**Aim of the task:** Compile every line that includes the word "Domestic".

**Entries provided:**

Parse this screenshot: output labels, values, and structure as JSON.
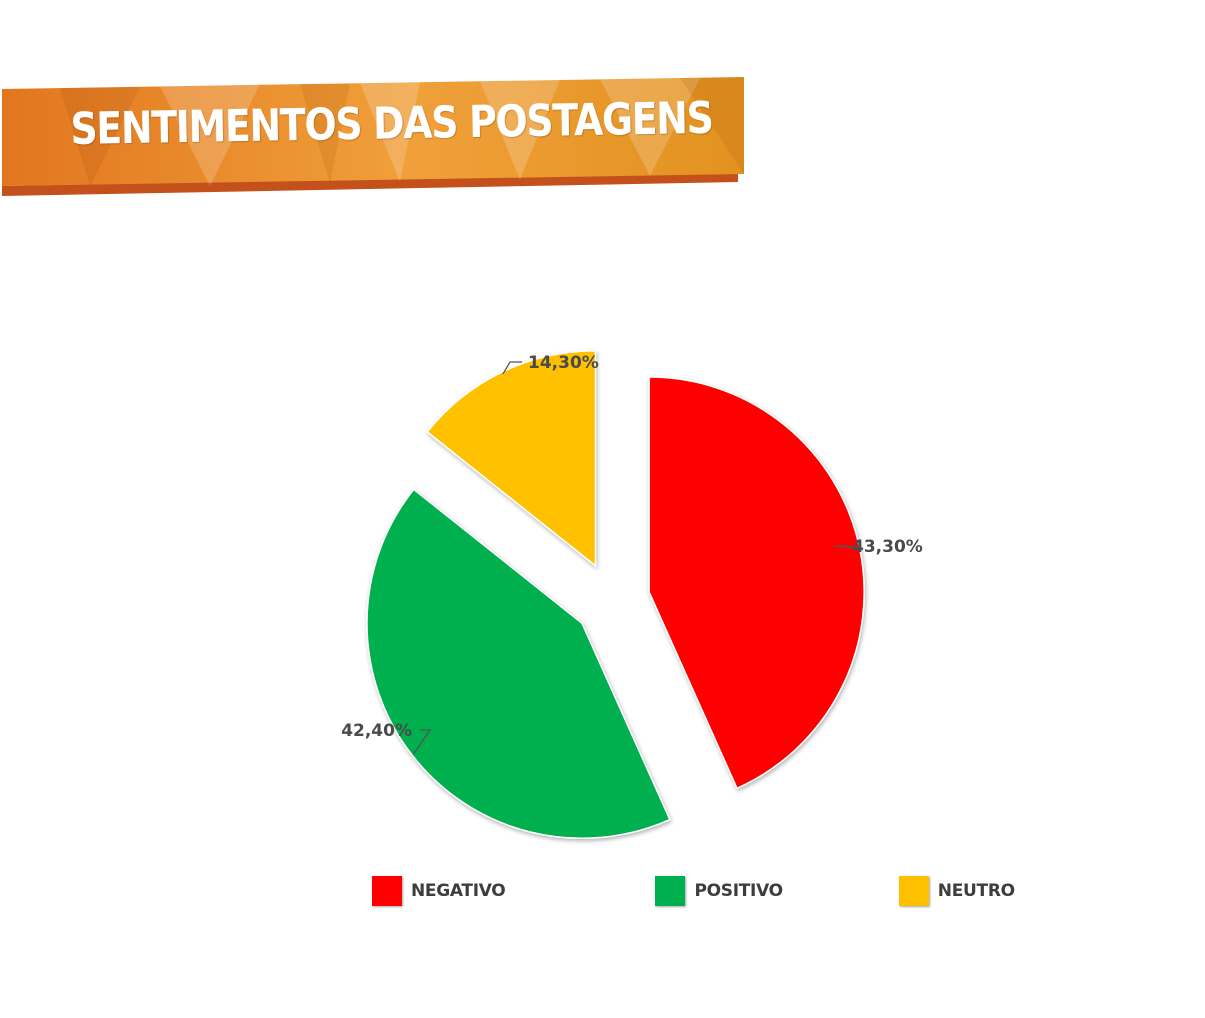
{
  "header": {
    "title": "SENTIMENTOS DAS POSTAGENS"
  },
  "theme": {
    "banner_light": "#F0A03A",
    "banner_dark": "#E2761F",
    "banner_shadow": "#C4501C"
  },
  "chart_data": {
    "type": "pie",
    "exploded": true,
    "legend_position": "bottom",
    "slices": [
      {
        "name": "NEGATIVO",
        "value": 43.3,
        "label": "43,30%",
        "color": "#FF0000"
      },
      {
        "name": "POSITIVO",
        "value": 42.4,
        "label": "42,40%",
        "color": "#00B050"
      },
      {
        "name": "NEUTRO",
        "value": 14.3,
        "label": "14,30%",
        "color": "#FFC000"
      }
    ]
  }
}
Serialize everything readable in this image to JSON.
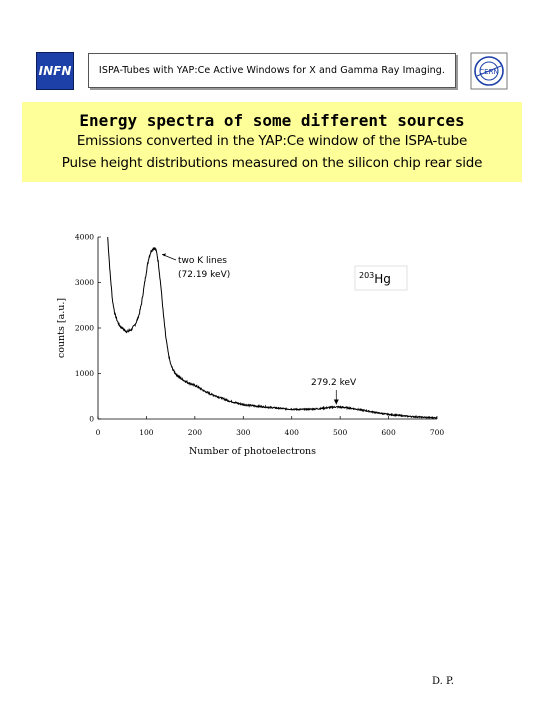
{
  "header": {
    "left_logo_text": "INFN",
    "title": "ISPA-Tubes with YAP:Ce Active Windows for X and Gamma Ray Imaging.",
    "right_logo_text": "CERN"
  },
  "banner": {
    "title": "Energy spectra of some different sources",
    "line1": "Emissions converted in the YAP:Ce window of the ISPA-tube",
    "line2": "Pulse height distributions measured on the silicon chip rear side"
  },
  "chart_data": {
    "type": "line",
    "xlabel": "Number of photoelectrons",
    "ylabel": "counts [a.u.]",
    "xlim": [
      0,
      700
    ],
    "ylim": [
      0,
      4000
    ],
    "xticks": [
      0,
      100,
      200,
      300,
      400,
      500,
      600,
      700
    ],
    "yticks": [
      0,
      1000,
      2000,
      3000,
      4000
    ],
    "grid": false,
    "source_label": {
      "sup": "203",
      "text": "Hg"
    },
    "annotations": [
      {
        "text": [
          "two K lines",
          "(72.19 keV)"
        ],
        "x": 122,
        "y": 3750
      },
      {
        "text": [
          "279.2 keV"
        ],
        "x": 492,
        "y": 230
      }
    ],
    "series": [
      {
        "x": [
          20,
          25,
          30,
          35,
          40,
          45,
          50,
          55,
          60,
          65,
          70,
          75,
          80,
          85,
          90,
          95,
          100,
          105,
          110,
          115,
          118,
          122,
          125,
          130,
          135,
          140,
          145,
          150,
          155,
          160,
          170,
          180,
          190,
          200,
          210,
          220,
          230,
          240,
          250,
          260,
          270,
          280,
          290,
          300,
          320,
          340,
          360,
          380,
          400,
          420,
          440,
          460,
          480,
          490,
          500,
          510,
          520,
          540,
          560,
          580,
          600,
          620,
          640,
          660,
          680,
          700
        ],
        "y": [
          4000,
          3200,
          2600,
          2300,
          2150,
          2050,
          2000,
          1950,
          1920,
          1940,
          1980,
          2050,
          2150,
          2300,
          2550,
          2900,
          3250,
          3550,
          3700,
          3760,
          3750,
          3620,
          3400,
          2900,
          2300,
          1800,
          1450,
          1200,
          1080,
          1000,
          900,
          830,
          780,
          740,
          680,
          610,
          560,
          520,
          480,
          440,
          400,
          370,
          340,
          320,
          290,
          270,
          250,
          230,
          215,
          210,
          215,
          230,
          255,
          265,
          262,
          252,
          240,
          205,
          170,
          130,
          100,
          80,
          60,
          45,
          35,
          25
        ]
      }
    ]
  }
}
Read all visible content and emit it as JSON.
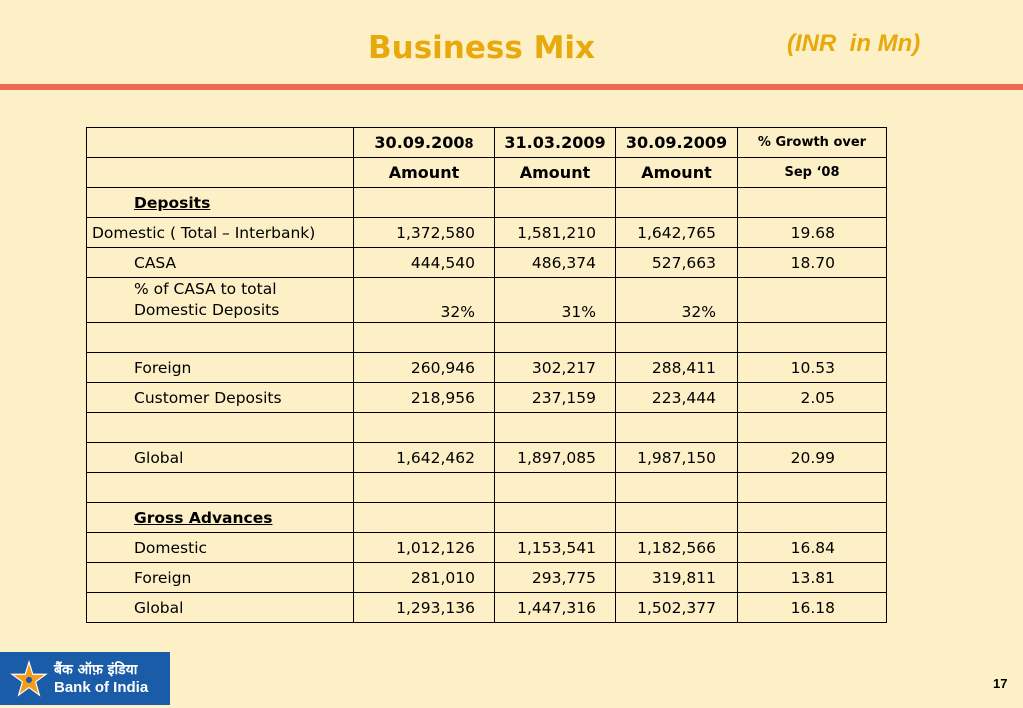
{
  "header": {
    "title": "Business Mix",
    "units": "(INR  in Mn)"
  },
  "table": {
    "header_row_1": [
      "",
      "30.09.2008",
      "31.03.2009",
      "30.09.2009",
      "% Growth over"
    ],
    "header_row_2": [
      "",
      "Amount",
      "Amount",
      "Amount",
      "Sep ‘08"
    ],
    "rows": [
      {
        "label": "Deposits",
        "section": true,
        "values": [
          "",
          "",
          "",
          ""
        ]
      },
      {
        "label": "Domestic ( Total – Interbank)",
        "values": [
          "1,372,580",
          "1,581,210",
          "1,642,765",
          "19.68"
        ]
      },
      {
        "label": "CASA",
        "values": [
          "444,540",
          "486,374",
          "527,663",
          "18.70"
        ]
      },
      {
        "label_line1": "% of CASA to total",
        "label_line2": "Domestic Deposits",
        "values": [
          "32%",
          "31%",
          "32%",
          ""
        ]
      },
      {
        "label": "",
        "values": [
          "",
          "",
          "",
          ""
        ]
      },
      {
        "label": "Foreign",
        "values": [
          "260,946",
          "302,217",
          "288,411",
          "10.53"
        ]
      },
      {
        "label": "Customer Deposits",
        "values": [
          "218,956",
          "237,159",
          "223,444",
          "2.05"
        ]
      },
      {
        "label": "",
        "values": [
          "",
          "",
          "",
          ""
        ]
      },
      {
        "label": "Global",
        "values": [
          "1,642,462",
          "1,897,085",
          "1,987,150",
          "20.99"
        ]
      },
      {
        "label": "",
        "values": [
          "",
          "",
          "",
          ""
        ]
      },
      {
        "label": "Gross Advances",
        "section": true,
        "values": [
          "",
          "",
          "",
          ""
        ]
      },
      {
        "label": "Domestic",
        "values": [
          "1,012,126",
          "1,153,541",
          "1,182,566",
          "16.84"
        ]
      },
      {
        "label": "Foreign",
        "values": [
          "281,010",
          "293,775",
          "319,811",
          "13.81"
        ]
      },
      {
        "label": "Global",
        "values": [
          "1,293,136",
          "1,447,316",
          "1,502,377",
          "16.18"
        ]
      }
    ]
  },
  "footer": {
    "bank_name_hindi": "बैंक ऑफ़ इंडिया",
    "bank_name": "Bank of India",
    "logo_icon": "star-logo-icon",
    "page_number": "17"
  },
  "colors": {
    "background": "#fdefc6",
    "title": "#e8a90d",
    "rule": "#ee6a50",
    "logo_bg": "#1a5ca8"
  }
}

**Response below:**
        "label": "Domestic ( Total – Interbank)",
        "label_line2": "Domestic Deposits",
        "label": "Domestic",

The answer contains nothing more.